--- Start ---

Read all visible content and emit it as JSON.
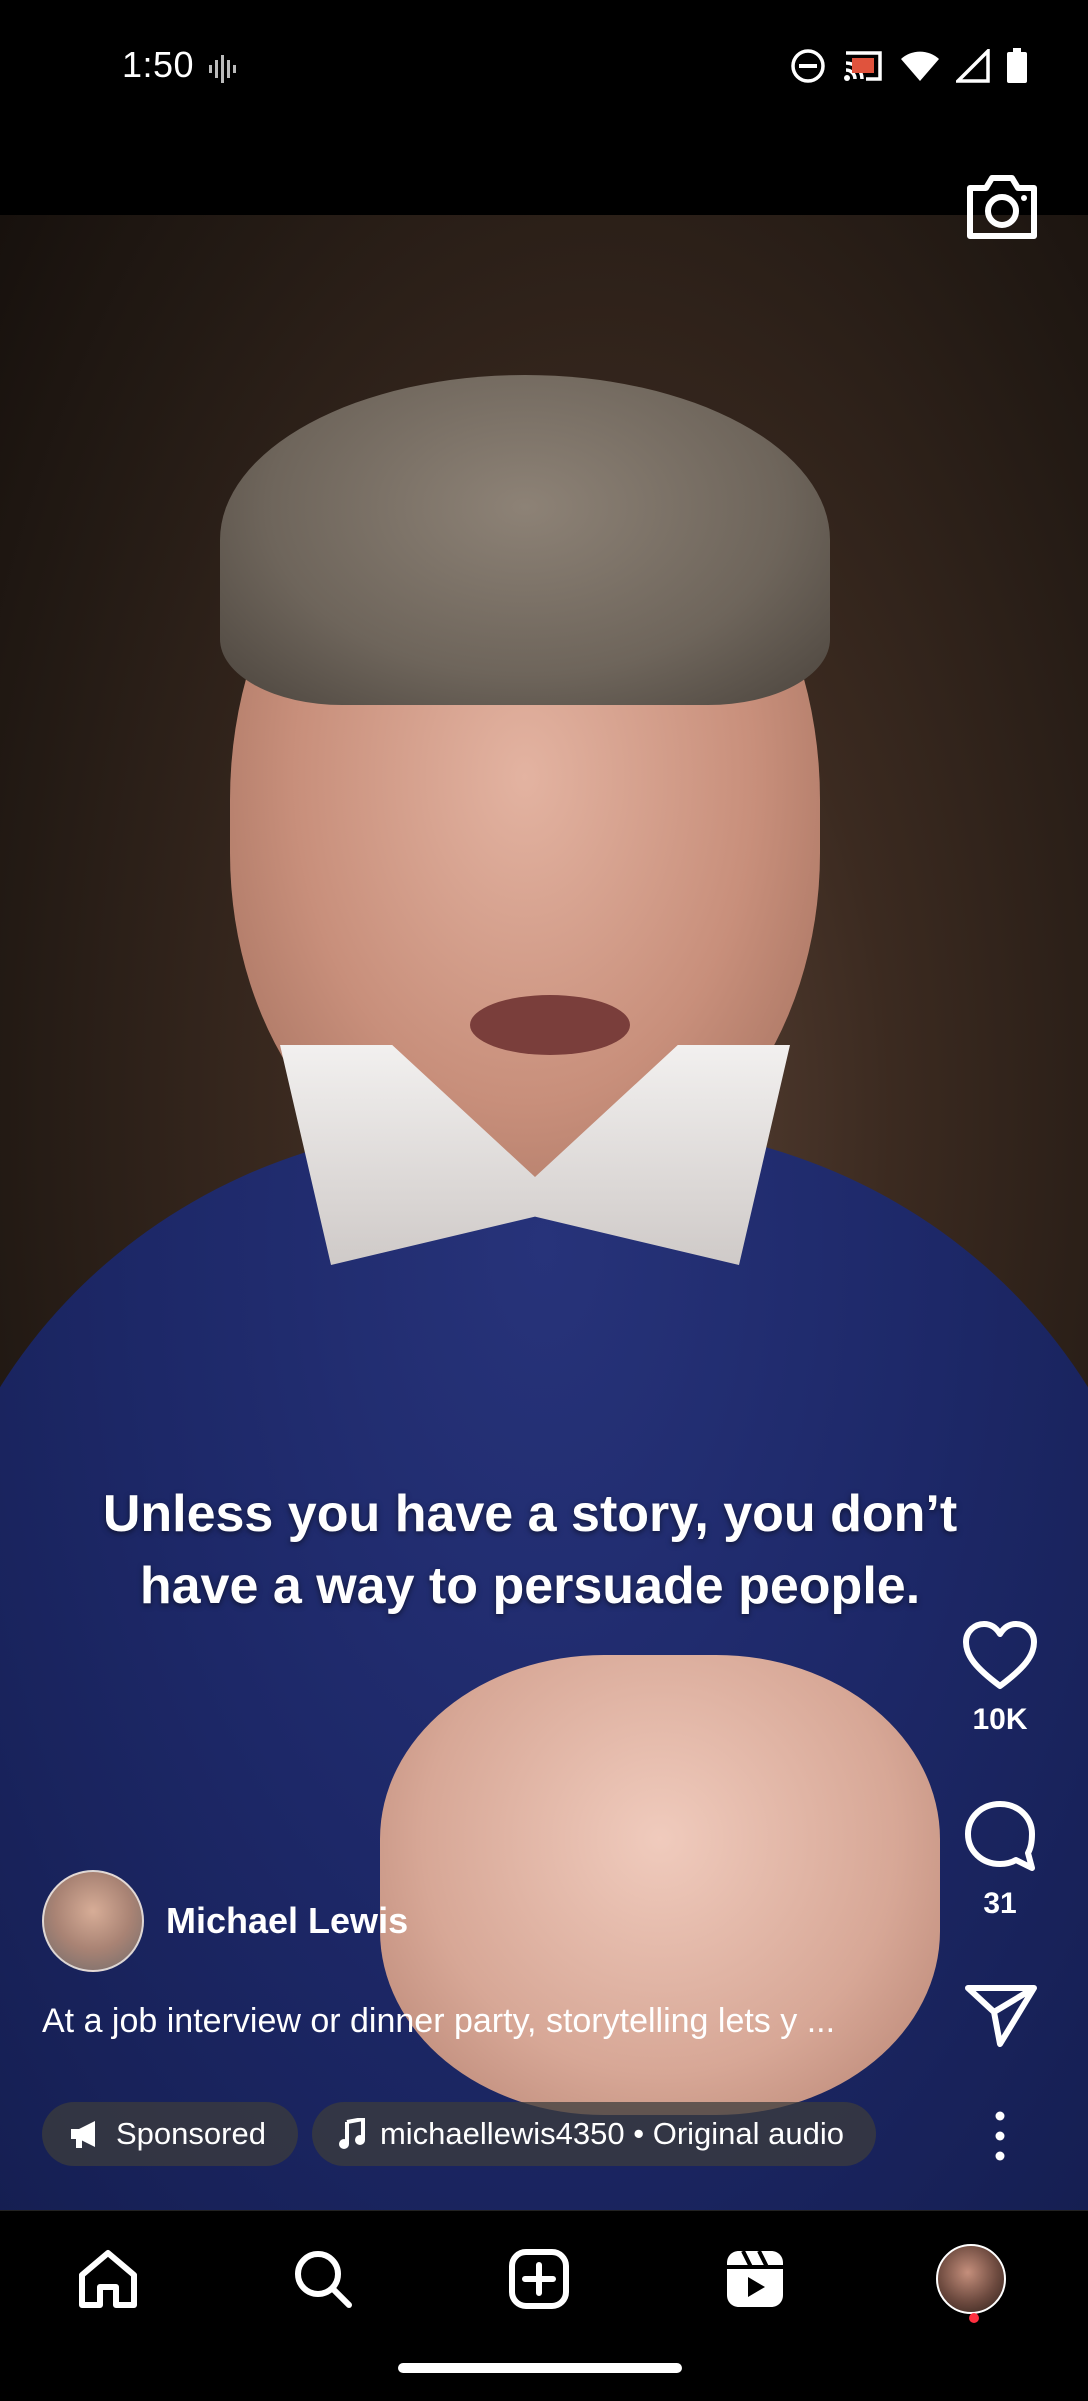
{
  "status_bar": {
    "time": "1:50",
    "icons": [
      "sound-wave-icon",
      "do-not-disturb-icon",
      "cast-icon",
      "wifi-icon",
      "signal-icon",
      "battery-icon"
    ]
  },
  "video": {
    "caption_line1": "Unless you have a story, you don’t",
    "caption_line2": "have a way to persuade people."
  },
  "actions": {
    "like_count": "10K",
    "comment_count": "31"
  },
  "author": {
    "name": "Michael Lewis"
  },
  "description": "At a job interview or dinner party, storytelling lets y ...",
  "chips": {
    "sponsored": "Sponsored",
    "audio": "michaellewis4350 • Original audio"
  },
  "nav": [
    "home-icon",
    "search-icon",
    "create-icon",
    "reels-icon",
    "profile-avatar"
  ],
  "colors": {
    "accent_dot": "#ff3040",
    "sweater": "#1d2868"
  }
}
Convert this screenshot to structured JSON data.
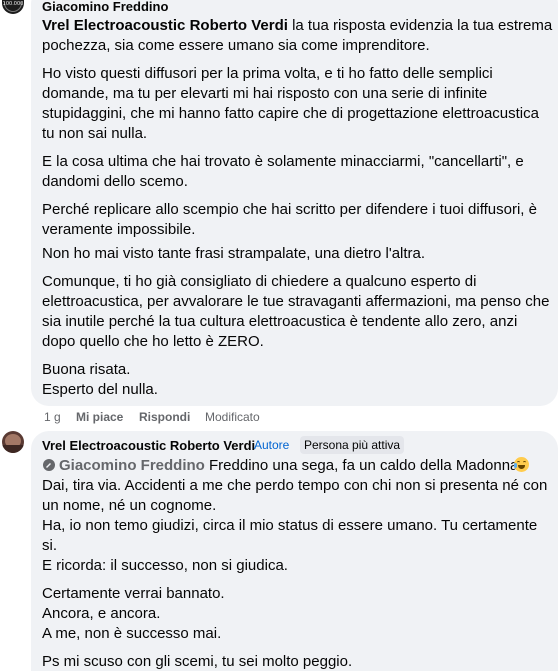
{
  "comment1": {
    "author": "Giacomino Freddino",
    "avatar_text": "100.000",
    "mention": "Vrel Electroacoustic Roberto Verdi",
    "first_line_rest": " la tua risposta evidenzia la tua estrema",
    "line2": "pochezza, sia come essere umano sia come imprenditore.",
    "para2": [
      "Ho visto questi diffusori per la prima volta, e ti ho fatto delle semplici",
      "domande, ma tu per elevarti mi hai risposto con una serie di infinite",
      "stupidaggini, che mi hanno fatto capire che di progettazione elettroacustica",
      "tu non sai nulla."
    ],
    "para3": [
      "E la cosa ultima che hai trovato è solamente minacciarmi, \"cancellarti\", e",
      "dandomi dello scemo."
    ],
    "para4": [
      "Perché replicare allo scempio che hai scritto per difendere i tuoi diffusori, è",
      "veramente impossibile."
    ],
    "para5": "Non ho mai visto tante frasi strampalate, una dietro l'altra.",
    "para6": [
      "Comunque, ti ho già consigliato di chiedere a qualcuno esperto di",
      "elettroacustica, per avvalorare le tue stravaganti affermazioni, ma penso che",
      "sia inutile perché la tua cultura elettroacustica è tendente allo zero, anzi",
      "dopo quello che ho letto è ZERO."
    ],
    "para7": [
      "Buona risata.",
      "Esperto del nulla."
    ],
    "time": "1 g",
    "like": "Mi piace",
    "reply": "Rispondi",
    "edited": "Modificato"
  },
  "comment2": {
    "author": "Vrel Electroacoustic Roberto Verdi",
    "badge_author": "Autore",
    "badge_active": "Persona più attiva",
    "mention": "Giacomino Freddino",
    "first_line_rest": " Freddino una sega, fa un caldo della Madonna.",
    "lines": [
      "Dai, tira via. Accidenti a me che perdo tempo con chi non si presenta né con",
      "un nome, né un cognome.",
      "Ha, io non temo giudizi, circa il mio status di essere umano. Tu certamente",
      "si.",
      "E ricorda: il successo, non si giudica."
    ],
    "lines2": [
      "Certamente verrai bannato.",
      "Ancora, e ancora.",
      "A me, non è successo mai."
    ],
    "last": "Ps mi scuso con gli scemi, tu sei molto peggio."
  },
  "icons": {
    "mention": "verified-page-icon",
    "emoji": "laughing-tears-emoji-icon"
  }
}
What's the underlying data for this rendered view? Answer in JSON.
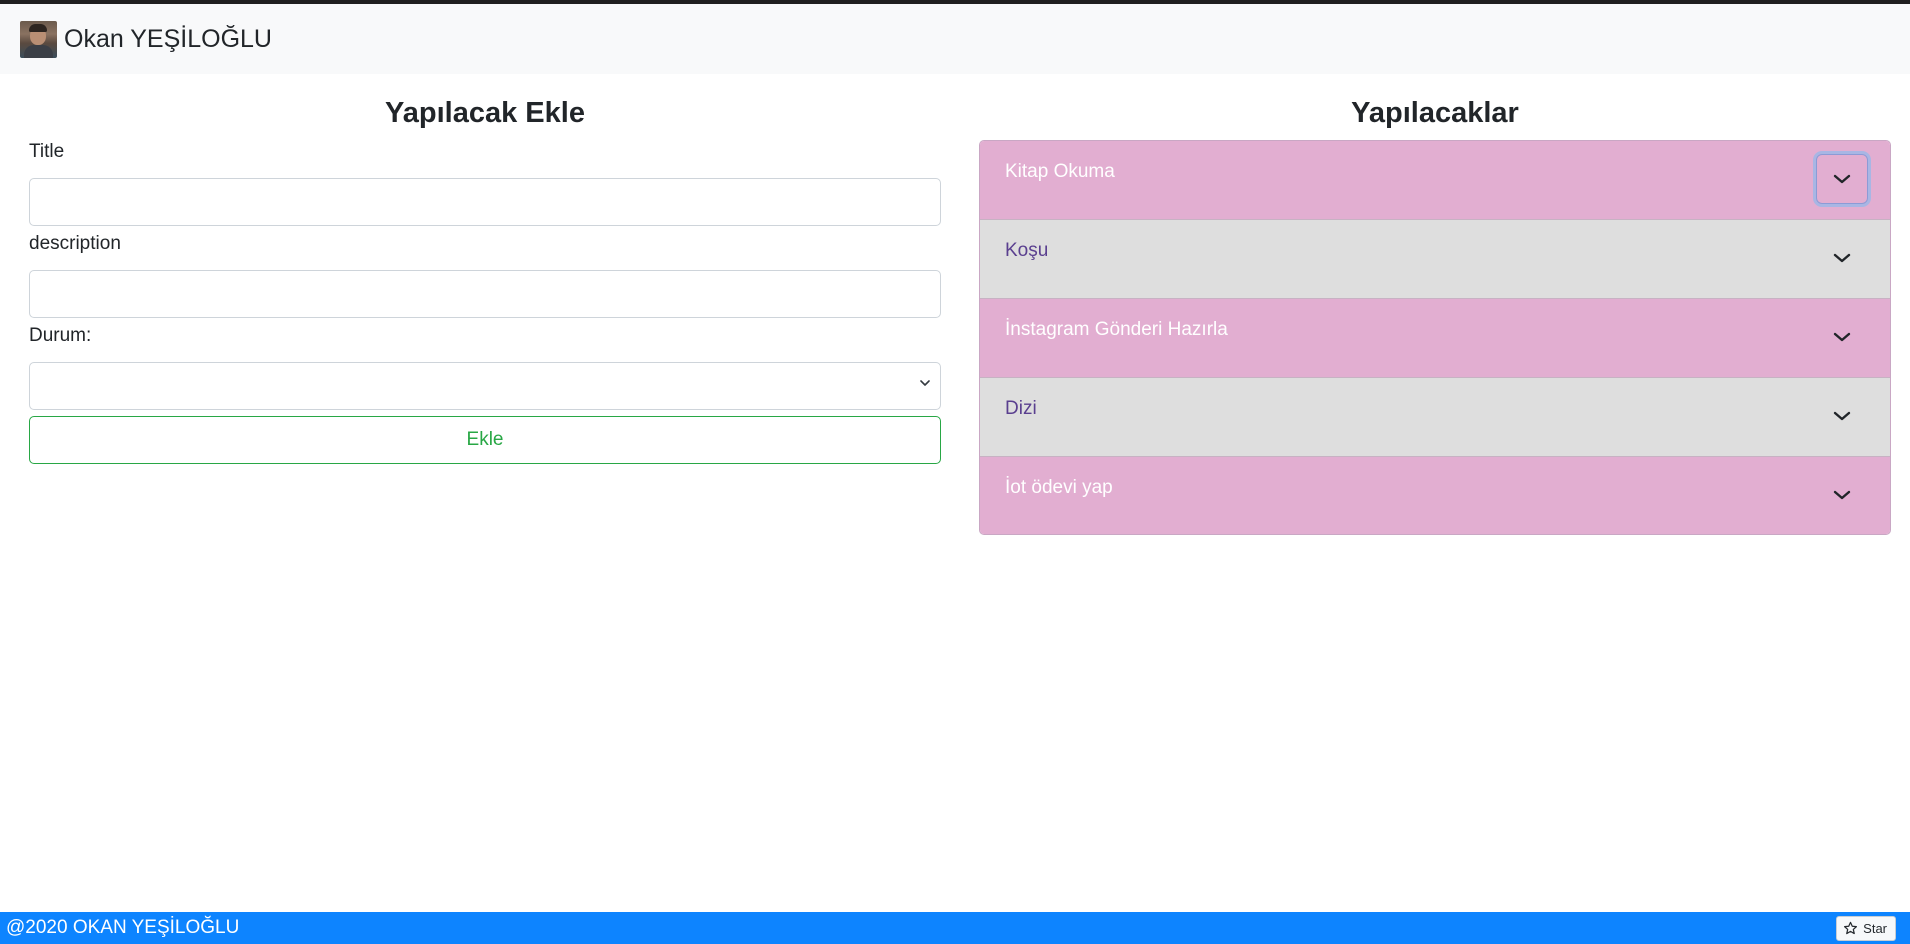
{
  "navbar": {
    "brand": "Okan YEŞİLOĞLU"
  },
  "form": {
    "heading": "Yapılacak Ekle",
    "title_label": "Title",
    "title_value": "",
    "description_label": "description",
    "description_value": "",
    "status_label": "Durum:",
    "status_selected": "",
    "submit_label": "Ekle",
    "submit_color": "#28a745"
  },
  "list": {
    "heading": "Yapılacaklar",
    "items": [
      {
        "label": "Kitap Okuma",
        "style": "pink"
      },
      {
        "label": "Koşu",
        "style": "gray"
      },
      {
        "label": "İnstagram Gönderi Hazırla",
        "style": "pink"
      },
      {
        "label": "Dizi",
        "style": "gray"
      },
      {
        "label": "İot ödevi yap",
        "style": "pink"
      }
    ],
    "colors": {
      "pink": "#e2aed1",
      "gray": "#dedede"
    }
  },
  "footer": {
    "text": "@2020 OKAN YEŞİLOĞLU",
    "star_label": "Star",
    "background": "#0d84ff"
  }
}
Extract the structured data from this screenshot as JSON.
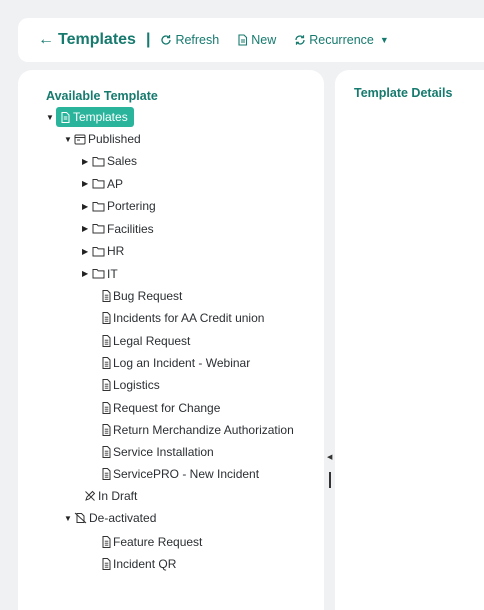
{
  "header": {
    "title": "Templates",
    "separator": "|",
    "refresh_label": "Refresh",
    "new_label": "New",
    "recurrence_label": "Recurrence"
  },
  "left_panel": {
    "title": "Available Template"
  },
  "right_panel": {
    "title": "Template Details"
  },
  "tree": {
    "root": "Templates",
    "published": "Published",
    "folders": [
      "Sales",
      "AP",
      "Portering",
      "Facilities",
      "HR",
      "IT"
    ],
    "published_templates": [
      "Bug Request",
      "Incidents for AA Credit union",
      "Legal Request",
      "Log an Incident - Webinar",
      "Logistics",
      "Request for Change",
      "Return Merchandize Authorization",
      "Service Installation",
      "ServicePRO - New Incident"
    ],
    "in_draft": "In Draft",
    "deactivated": "De-activated",
    "deactivated_templates": [
      "Feature Request",
      "Incident QR"
    ]
  },
  "colors": {
    "accent": "#167a6e",
    "selection": "#2ab49b",
    "background": "#f0f1f3"
  }
}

--- End ---

Write out all the records again, exactly, minus any pictures.

Read all visible content and emit it as JSON.
{
  "status_bar": {
    "time": "1:50",
    "icons": [
      "sound-wave-icon",
      "do-not-disturb-icon",
      "cast-icon",
      "wifi-icon",
      "signal-icon",
      "battery-icon"
    ]
  },
  "video": {
    "caption_line1": "Unless you have a story, you don’t",
    "caption_line2": "have a way to persuade people."
  },
  "actions": {
    "like_count": "10K",
    "comment_count": "31"
  },
  "author": {
    "name": "Michael Lewis"
  },
  "description": "At a job interview or dinner party, storytelling lets y ...",
  "chips": {
    "sponsored": "Sponsored",
    "audio": "michaellewis4350 • Original audio"
  },
  "nav": [
    "home-icon",
    "search-icon",
    "create-icon",
    "reels-icon",
    "profile-avatar"
  ],
  "colors": {
    "accent_dot": "#ff3040",
    "sweater": "#1d2868"
  }
}
Convert this screenshot to structured JSON data.
{
  "comment1": {
    "author": "Giacomino Freddino",
    "avatar_text": "100.000",
    "mention": "Vrel Electroacoustic Roberto Verdi",
    "first_line_rest": " la tua risposta evidenzia la tua estrema",
    "line2": "pochezza, sia come essere umano sia come imprenditore.",
    "para2": [
      "Ho visto questi diffusori per la prima volta, e ti ho fatto delle semplici",
      "domande, ma tu per elevarti mi hai risposto con una serie di infinite",
      "stupidaggini, che mi hanno fatto capire che di progettazione elettroacustica",
      "tu non sai nulla."
    ],
    "para3": [
      "E la cosa ultima che hai trovato è solamente minacciarmi, \"cancellarti\", e",
      "dandomi dello scemo."
    ],
    "para4": [
      "Perché replicare allo scempio che hai scritto per difendere i tuoi diffusori, è",
      "veramente impossibile."
    ],
    "para5": "Non ho mai visto tante frasi strampalate, una dietro l'altra.",
    "para6": [
      "Comunque, ti ho già consigliato di chiedere a qualcuno esperto di",
      "elettroacustica, per avvalorare le tue stravaganti affermazioni, ma penso che",
      "sia inutile perché la tua cultura elettroacustica è tendente allo zero, anzi",
      "dopo quello che ho letto è ZERO."
    ],
    "para7": [
      "Buona risata.",
      "Esperto del nulla."
    ],
    "time": "1 g",
    "like": "Mi piace",
    "reply": "Rispondi",
    "edited": "Modificato"
  },
  "comment2": {
    "author": "Vrel Electroacoustic Roberto Verdi",
    "badge_author": "Autore",
    "badge_active": "Persona più attiva",
    "mention": "Giacomino Freddino",
    "first_line_rest": " Freddino una sega, fa un caldo della Madonna.",
    "lines": [
      "Dai, tira via. Accidenti a me che perdo tempo con chi non si presenta né con",
      "un nome, né un cognome.",
      "Ha, io non temo giudizi, circa il mio status di essere umano. Tu certamente",
      "si.",
      "E ricorda: il successo, non si giudica."
    ],
    "lines2": [
      "Certamente verrai bannato.",
      "Ancora, e ancora.",
      "A me, non è successo mai."
    ],
    "last": "Ps mi scuso con gli scemi, tu sei molto peggio."
  },
  "icons": {
    "mention": "verified-page-icon",
    "emoji": "laughing-tears-emoji-icon"
  }
}
What's the underlying data for this rendered view? Answer in JSON.
{
  "navbar": {
    "brand": "Okan YEŞİLOĞLU"
  },
  "form": {
    "heading": "Yapılacak Ekle",
    "title_label": "Title",
    "title_value": "",
    "description_label": "description",
    "description_value": "",
    "status_label": "Durum:",
    "status_selected": "",
    "submit_label": "Ekle",
    "submit_color": "#28a745"
  },
  "list": {
    "heading": "Yapılacaklar",
    "items": [
      {
        "label": "Kitap Okuma",
        "style": "pink"
      },
      {
        "label": "Koşu",
        "style": "gray"
      },
      {
        "label": "İnstagram Gönderi Hazırla",
        "style": "pink"
      },
      {
        "label": "Dizi",
        "style": "gray"
      },
      {
        "label": "İot ödevi yap",
        "style": "pink"
      }
    ],
    "colors": {
      "pink": "#e2aed1",
      "gray": "#dedede"
    }
  },
  "footer": {
    "text": "@2020 OKAN YEŞİLOĞLU",
    "star_label": "Star",
    "background": "#0d84ff"
  }
}
Extract the structured data from this screenshot as JSON.
{
  "header": {
    "title": "Templates",
    "separator": "|",
    "refresh_label": "Refresh",
    "new_label": "New",
    "recurrence_label": "Recurrence"
  },
  "left_panel": {
    "title": "Available Template"
  },
  "right_panel": {
    "title": "Template Details"
  },
  "tree": {
    "root": "Templates",
    "published": "Published",
    "folders": [
      "Sales",
      "AP",
      "Portering",
      "Facilities",
      "HR",
      "IT"
    ],
    "published_templates": [
      "Bug Request",
      "Incidents for AA Credit union",
      "Legal Request",
      "Log an Incident - Webinar",
      "Logistics",
      "Request for Change",
      "Return Merchandize Authorization",
      "Service Installation",
      "ServicePRO - New Incident"
    ],
    "in_draft": "In Draft",
    "deactivated": "De-activated",
    "deactivated_templates": [
      "Feature Request",
      "Incident QR"
    ]
  },
  "colors": {
    "accent": "#167a6e",
    "selection": "#2ab49b",
    "background": "#f0f1f3"
  }
}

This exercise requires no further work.